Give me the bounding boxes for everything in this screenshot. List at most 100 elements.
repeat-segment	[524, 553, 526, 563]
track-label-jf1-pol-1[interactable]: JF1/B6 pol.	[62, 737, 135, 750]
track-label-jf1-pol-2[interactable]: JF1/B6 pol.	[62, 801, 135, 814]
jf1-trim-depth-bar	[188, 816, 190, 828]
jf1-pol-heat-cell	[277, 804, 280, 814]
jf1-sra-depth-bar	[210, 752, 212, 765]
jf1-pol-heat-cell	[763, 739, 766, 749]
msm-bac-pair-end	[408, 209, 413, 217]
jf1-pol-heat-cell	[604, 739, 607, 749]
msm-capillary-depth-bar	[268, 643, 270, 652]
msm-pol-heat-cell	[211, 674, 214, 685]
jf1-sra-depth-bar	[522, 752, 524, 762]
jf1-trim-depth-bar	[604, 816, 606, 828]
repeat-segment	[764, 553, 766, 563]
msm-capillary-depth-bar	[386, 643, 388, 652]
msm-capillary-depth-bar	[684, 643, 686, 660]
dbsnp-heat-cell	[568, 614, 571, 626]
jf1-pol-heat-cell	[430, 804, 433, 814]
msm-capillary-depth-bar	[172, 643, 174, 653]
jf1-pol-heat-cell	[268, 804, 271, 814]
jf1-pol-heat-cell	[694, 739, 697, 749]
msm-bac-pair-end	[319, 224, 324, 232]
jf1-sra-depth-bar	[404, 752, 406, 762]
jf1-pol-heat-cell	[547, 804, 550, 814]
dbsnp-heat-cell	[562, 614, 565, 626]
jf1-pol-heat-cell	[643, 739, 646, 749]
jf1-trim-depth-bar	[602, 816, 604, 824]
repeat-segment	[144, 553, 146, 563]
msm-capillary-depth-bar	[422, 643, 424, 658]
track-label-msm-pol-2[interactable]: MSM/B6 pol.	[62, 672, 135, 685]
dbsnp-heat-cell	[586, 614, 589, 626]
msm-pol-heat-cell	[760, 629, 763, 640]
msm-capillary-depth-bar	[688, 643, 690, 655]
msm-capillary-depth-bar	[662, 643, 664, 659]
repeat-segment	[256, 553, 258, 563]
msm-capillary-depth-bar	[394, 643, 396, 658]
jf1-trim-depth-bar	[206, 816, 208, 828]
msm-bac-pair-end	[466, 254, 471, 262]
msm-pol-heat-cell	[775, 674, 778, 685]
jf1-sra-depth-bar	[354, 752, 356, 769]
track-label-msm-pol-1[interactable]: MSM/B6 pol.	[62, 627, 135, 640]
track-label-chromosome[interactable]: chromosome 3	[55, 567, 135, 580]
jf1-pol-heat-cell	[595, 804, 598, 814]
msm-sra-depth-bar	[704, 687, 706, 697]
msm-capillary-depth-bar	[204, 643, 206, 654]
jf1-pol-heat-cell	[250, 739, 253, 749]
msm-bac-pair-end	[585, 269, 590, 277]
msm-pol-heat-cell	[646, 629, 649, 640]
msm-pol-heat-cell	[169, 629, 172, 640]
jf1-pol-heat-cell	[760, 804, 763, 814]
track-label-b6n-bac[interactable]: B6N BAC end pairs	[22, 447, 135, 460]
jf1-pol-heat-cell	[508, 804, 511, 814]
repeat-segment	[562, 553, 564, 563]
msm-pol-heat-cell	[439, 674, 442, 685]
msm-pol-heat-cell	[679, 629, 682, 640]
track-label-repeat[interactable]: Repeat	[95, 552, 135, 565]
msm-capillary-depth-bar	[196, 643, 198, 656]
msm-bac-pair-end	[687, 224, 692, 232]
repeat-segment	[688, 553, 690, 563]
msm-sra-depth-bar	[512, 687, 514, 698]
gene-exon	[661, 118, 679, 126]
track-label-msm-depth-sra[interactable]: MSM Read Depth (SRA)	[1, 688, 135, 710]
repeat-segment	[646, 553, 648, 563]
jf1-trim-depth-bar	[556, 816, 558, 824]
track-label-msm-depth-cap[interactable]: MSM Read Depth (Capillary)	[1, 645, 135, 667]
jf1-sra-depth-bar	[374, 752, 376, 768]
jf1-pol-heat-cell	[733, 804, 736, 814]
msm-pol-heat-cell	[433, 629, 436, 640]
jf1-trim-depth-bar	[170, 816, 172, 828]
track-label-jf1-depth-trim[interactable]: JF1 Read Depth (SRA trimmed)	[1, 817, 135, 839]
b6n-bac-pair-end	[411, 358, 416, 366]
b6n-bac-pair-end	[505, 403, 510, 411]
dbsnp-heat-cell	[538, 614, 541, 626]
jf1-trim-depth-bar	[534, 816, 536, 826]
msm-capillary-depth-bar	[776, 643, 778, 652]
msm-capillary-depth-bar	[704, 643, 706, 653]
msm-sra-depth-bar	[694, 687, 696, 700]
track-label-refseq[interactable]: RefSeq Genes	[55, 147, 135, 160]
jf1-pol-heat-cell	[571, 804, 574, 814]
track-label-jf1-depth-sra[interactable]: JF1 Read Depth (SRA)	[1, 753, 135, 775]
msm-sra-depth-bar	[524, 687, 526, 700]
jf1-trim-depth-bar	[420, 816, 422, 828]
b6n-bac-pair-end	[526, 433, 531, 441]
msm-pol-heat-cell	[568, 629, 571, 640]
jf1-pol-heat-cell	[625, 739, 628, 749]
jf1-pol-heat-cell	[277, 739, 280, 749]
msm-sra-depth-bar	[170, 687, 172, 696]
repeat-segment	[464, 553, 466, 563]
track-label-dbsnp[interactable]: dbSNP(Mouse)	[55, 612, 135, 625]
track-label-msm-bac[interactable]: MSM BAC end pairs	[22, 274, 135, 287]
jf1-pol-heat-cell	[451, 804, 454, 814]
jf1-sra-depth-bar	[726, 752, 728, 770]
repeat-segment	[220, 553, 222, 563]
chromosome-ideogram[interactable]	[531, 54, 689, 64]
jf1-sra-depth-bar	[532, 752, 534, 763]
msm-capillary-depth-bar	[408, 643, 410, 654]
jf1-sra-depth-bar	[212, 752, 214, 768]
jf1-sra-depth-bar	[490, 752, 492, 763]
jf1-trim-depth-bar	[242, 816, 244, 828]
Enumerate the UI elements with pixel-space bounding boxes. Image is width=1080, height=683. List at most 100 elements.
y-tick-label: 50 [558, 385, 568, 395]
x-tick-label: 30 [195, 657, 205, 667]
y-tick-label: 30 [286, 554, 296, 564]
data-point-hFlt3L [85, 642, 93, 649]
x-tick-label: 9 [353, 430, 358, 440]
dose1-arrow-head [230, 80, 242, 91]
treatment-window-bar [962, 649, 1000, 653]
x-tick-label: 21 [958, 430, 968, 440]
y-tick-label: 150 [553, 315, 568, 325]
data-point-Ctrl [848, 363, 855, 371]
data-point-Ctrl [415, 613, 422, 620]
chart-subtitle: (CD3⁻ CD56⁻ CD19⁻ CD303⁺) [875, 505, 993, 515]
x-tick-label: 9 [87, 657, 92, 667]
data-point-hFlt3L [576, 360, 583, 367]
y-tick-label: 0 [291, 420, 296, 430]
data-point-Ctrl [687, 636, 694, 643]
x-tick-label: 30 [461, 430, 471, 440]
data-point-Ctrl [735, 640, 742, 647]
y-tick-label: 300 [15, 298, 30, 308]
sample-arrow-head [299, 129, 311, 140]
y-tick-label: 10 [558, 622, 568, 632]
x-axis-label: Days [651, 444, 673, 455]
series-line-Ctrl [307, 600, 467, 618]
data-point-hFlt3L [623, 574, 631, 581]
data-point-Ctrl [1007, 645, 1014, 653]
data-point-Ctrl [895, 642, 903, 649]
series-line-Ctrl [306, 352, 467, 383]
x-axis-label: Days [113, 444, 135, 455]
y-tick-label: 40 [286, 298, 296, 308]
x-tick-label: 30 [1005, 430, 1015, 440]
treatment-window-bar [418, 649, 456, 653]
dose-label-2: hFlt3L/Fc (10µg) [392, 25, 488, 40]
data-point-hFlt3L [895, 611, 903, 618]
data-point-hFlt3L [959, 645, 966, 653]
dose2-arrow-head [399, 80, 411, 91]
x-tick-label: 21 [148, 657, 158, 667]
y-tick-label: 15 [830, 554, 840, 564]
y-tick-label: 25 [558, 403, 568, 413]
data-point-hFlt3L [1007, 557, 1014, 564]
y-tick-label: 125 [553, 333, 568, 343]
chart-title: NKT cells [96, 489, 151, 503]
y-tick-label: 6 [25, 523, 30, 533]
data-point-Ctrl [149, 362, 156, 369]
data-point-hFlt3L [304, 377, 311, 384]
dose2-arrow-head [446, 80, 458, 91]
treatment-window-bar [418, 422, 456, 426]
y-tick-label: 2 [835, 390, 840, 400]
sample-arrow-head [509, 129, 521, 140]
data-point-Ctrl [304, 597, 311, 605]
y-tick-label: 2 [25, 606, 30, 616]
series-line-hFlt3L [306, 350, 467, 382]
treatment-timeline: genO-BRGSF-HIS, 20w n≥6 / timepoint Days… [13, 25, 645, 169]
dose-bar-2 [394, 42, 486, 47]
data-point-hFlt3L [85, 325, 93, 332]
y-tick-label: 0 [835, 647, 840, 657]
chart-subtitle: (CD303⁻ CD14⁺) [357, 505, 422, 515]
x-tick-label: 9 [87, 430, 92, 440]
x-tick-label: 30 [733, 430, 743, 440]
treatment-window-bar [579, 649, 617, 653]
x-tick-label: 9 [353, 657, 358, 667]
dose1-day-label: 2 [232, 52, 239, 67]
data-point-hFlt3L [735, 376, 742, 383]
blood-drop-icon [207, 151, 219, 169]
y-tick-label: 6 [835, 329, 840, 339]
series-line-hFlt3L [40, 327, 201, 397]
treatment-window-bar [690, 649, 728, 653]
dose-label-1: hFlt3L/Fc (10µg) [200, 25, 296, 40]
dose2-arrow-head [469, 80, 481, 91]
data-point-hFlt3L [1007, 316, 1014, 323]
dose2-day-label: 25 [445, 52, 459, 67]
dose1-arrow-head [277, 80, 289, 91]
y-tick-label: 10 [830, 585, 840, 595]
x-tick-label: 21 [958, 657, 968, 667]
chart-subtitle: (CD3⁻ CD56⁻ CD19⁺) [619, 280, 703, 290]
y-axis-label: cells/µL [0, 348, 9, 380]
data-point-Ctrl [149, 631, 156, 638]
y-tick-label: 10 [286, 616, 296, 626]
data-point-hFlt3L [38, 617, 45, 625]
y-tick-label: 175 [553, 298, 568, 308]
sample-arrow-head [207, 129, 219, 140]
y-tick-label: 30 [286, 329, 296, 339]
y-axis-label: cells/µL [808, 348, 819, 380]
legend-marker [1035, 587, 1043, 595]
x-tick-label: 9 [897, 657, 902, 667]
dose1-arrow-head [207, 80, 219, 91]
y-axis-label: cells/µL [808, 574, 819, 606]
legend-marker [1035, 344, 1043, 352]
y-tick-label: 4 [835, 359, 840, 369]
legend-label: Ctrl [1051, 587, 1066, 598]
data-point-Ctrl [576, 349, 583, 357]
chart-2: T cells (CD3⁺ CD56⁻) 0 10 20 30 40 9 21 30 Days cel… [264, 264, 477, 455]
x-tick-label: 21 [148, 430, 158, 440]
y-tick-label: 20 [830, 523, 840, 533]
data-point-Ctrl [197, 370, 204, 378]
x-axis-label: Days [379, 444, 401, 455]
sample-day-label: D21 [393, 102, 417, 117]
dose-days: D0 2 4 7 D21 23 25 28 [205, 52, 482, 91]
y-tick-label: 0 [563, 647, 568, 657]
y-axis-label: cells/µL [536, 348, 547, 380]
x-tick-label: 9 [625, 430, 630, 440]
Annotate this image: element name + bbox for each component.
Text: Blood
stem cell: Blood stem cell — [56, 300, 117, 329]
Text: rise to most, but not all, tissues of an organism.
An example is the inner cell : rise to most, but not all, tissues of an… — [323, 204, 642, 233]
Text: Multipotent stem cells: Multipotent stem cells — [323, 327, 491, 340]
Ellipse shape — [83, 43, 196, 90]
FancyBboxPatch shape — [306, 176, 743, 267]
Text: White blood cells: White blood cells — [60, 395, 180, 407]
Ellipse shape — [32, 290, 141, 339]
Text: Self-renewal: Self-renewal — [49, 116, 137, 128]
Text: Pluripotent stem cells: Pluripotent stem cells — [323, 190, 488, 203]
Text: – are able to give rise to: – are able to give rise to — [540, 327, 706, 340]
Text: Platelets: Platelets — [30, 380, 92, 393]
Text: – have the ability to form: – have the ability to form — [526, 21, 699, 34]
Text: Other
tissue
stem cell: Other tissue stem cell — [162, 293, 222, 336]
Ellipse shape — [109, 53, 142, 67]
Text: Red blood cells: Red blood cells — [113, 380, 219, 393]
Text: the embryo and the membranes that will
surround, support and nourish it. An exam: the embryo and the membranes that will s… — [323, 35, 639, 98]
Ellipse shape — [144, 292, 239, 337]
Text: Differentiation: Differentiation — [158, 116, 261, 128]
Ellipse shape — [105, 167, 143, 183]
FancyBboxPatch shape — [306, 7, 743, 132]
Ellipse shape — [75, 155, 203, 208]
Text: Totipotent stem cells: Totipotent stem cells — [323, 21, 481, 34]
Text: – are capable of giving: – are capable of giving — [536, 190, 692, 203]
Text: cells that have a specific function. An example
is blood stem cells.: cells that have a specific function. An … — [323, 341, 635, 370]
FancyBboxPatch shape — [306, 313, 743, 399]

· · ·

▶ **ABOUT THIS EXERCISE**:
Your output should be an exact transcription of the line that holds "Annotate this image: element" and each line after it through the end of the listing above.

▶ **TASK RESULT**:
Annotate this image: element name + bbox for each component.
Text: Blood
stem cell: Blood stem cell — [56, 300, 117, 329]
Text: rise to most, but not all, tissues of an organism.
An example is the inner cell : rise to most, but not all, tissues of an… — [323, 204, 642, 233]
Text: Multipotent stem cells: Multipotent stem cells — [323, 327, 491, 340]
Ellipse shape — [83, 43, 196, 90]
FancyBboxPatch shape — [306, 176, 743, 267]
Text: White blood cells: White blood cells — [60, 395, 180, 407]
Ellipse shape — [32, 290, 141, 339]
Text: Self-renewal: Self-renewal — [49, 116, 137, 128]
Text: Pluripotent stem cells: Pluripotent stem cells — [323, 190, 488, 203]
Text: – are able to give rise to: – are able to give rise to — [540, 327, 706, 340]
Text: Platelets: Platelets — [30, 380, 92, 393]
Text: – have the ability to form: – have the ability to form — [526, 21, 699, 34]
Text: Other
tissue
stem cell: Other tissue stem cell — [162, 293, 222, 336]
Ellipse shape — [109, 53, 142, 67]
Text: Red blood cells: Red blood cells — [113, 380, 219, 393]
Text: the embryo and the membranes that will
surround, support and nourish it. An exam: the embryo and the membranes that will s… — [323, 35, 639, 98]
Ellipse shape — [144, 292, 239, 337]
Text: Differentiation: Differentiation — [158, 116, 261, 128]
Ellipse shape — [105, 167, 143, 183]
FancyBboxPatch shape — [306, 7, 743, 132]
Ellipse shape — [75, 155, 203, 208]
Text: Totipotent stem cells: Totipotent stem cells — [323, 21, 481, 34]
Text: – are capable of giving: – are capable of giving — [536, 190, 692, 203]
Text: cells that have a specific function. An example
is blood stem cells.: cells that have a specific function. An … — [323, 341, 635, 370]
FancyBboxPatch shape — [306, 313, 743, 399]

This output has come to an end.